━━━ Material provided ━━━

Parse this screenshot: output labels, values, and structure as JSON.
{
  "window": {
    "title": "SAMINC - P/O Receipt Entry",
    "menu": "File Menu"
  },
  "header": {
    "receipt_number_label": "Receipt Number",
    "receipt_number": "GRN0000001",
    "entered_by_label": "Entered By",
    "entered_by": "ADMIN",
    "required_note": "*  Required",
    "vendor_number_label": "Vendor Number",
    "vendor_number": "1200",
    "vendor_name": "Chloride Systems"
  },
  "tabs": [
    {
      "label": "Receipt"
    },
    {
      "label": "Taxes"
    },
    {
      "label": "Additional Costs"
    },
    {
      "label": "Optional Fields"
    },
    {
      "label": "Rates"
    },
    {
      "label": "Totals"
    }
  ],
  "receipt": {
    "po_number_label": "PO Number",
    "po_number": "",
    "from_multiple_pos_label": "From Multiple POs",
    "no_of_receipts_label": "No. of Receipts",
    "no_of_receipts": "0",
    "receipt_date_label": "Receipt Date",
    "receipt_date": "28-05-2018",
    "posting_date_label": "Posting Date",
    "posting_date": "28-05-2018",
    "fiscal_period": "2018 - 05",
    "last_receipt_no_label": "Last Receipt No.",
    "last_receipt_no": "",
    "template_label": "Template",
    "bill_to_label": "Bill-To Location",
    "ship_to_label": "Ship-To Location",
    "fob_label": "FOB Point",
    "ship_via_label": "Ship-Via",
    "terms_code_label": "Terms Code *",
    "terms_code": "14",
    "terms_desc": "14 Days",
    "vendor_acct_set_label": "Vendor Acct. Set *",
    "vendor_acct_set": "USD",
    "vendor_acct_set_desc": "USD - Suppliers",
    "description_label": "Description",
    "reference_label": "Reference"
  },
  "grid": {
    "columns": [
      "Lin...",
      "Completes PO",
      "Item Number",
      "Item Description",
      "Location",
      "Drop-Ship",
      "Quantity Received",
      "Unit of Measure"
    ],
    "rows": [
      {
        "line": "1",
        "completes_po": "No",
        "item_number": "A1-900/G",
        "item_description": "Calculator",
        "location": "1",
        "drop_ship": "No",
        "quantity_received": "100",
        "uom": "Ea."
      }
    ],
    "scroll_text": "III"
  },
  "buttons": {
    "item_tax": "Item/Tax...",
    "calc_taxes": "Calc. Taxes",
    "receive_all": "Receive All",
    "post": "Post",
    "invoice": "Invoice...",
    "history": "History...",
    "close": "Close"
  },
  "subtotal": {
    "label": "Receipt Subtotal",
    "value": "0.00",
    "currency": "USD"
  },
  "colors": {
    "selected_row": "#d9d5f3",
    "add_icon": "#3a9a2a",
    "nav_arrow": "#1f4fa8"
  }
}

━━━

**The request:** Copy the data above exactly. Every line must be included.

**Answer to this exercise:**
Parse this screenshot: output labels, values, and structure as JSON.
{
  "window": {
    "title": "SAMINC - P/O Receipt Entry",
    "menu": "File Menu"
  },
  "header": {
    "receipt_number_label": "Receipt Number",
    "receipt_number": "GRN0000001",
    "entered_by_label": "Entered By",
    "entered_by": "ADMIN",
    "required_note": "*  Required",
    "vendor_number_label": "Vendor Number",
    "vendor_number": "1200",
    "vendor_name": "Chloride Systems"
  },
  "tabs": [
    {
      "label": "Receipt"
    },
    {
      "label": "Taxes"
    },
    {
      "label": "Additional Costs"
    },
    {
      "label": "Optional Fields"
    },
    {
      "label": "Rates"
    },
    {
      "label": "Totals"
    }
  ],
  "receipt": {
    "po_number_label": "PO Number",
    "po_number": "",
    "from_multiple_pos_label": "From Multiple POs",
    "no_of_receipts_label": "No. of Receipts",
    "no_of_receipts": "0",
    "receipt_date_label": "Receipt Date",
    "receipt_date": "28-05-2018",
    "posting_date_label": "Posting Date",
    "posting_date": "28-05-2018",
    "fiscal_period": "2018 - 05",
    "last_receipt_no_label": "Last Receipt No.",
    "last_receipt_no": "",
    "template_label": "Template",
    "bill_to_label": "Bill-To Location",
    "ship_to_label": "Ship-To Location",
    "fob_label": "FOB Point",
    "ship_via_label": "Ship-Via",
    "terms_code_label": "Terms Code *",
    "terms_code": "14",
    "terms_desc": "14 Days",
    "vendor_acct_set_label": "Vendor Acct. Set *",
    "vendor_acct_set": "USD",
    "vendor_acct_set_desc": "USD - Suppliers",
    "description_label": "Description",
    "reference_label": "Reference"
  },
  "grid": {
    "columns": [
      "Lin...",
      "Completes PO",
      "Item Number",
      "Item Description",
      "Location",
      "Drop-Ship",
      "Quantity Received",
      "Unit of Measure"
    ],
    "rows": [
      {
        "line": "1",
        "completes_po": "No",
        "item_number": "A1-900/G",
        "item_description": "Calculator",
        "location": "1",
        "drop_ship": "No",
        "quantity_received": "100",
        "uom": "Ea."
      }
    ],
    "scroll_text": "III"
  },
  "buttons": {
    "item_tax": "Item/Tax...",
    "calc_taxes": "Calc. Taxes",
    "receive_all": "Receive All",
    "post": "Post",
    "invoice": "Invoice...",
    "history": "History...",
    "close": "Close"
  },
  "subtotal": {
    "label": "Receipt Subtotal",
    "value": "0.00",
    "currency": "USD"
  },
  "colors": {
    "selected_row": "#d9d5f3",
    "add_icon": "#3a9a2a",
    "nav_arrow": "#1f4fa8"
  }
}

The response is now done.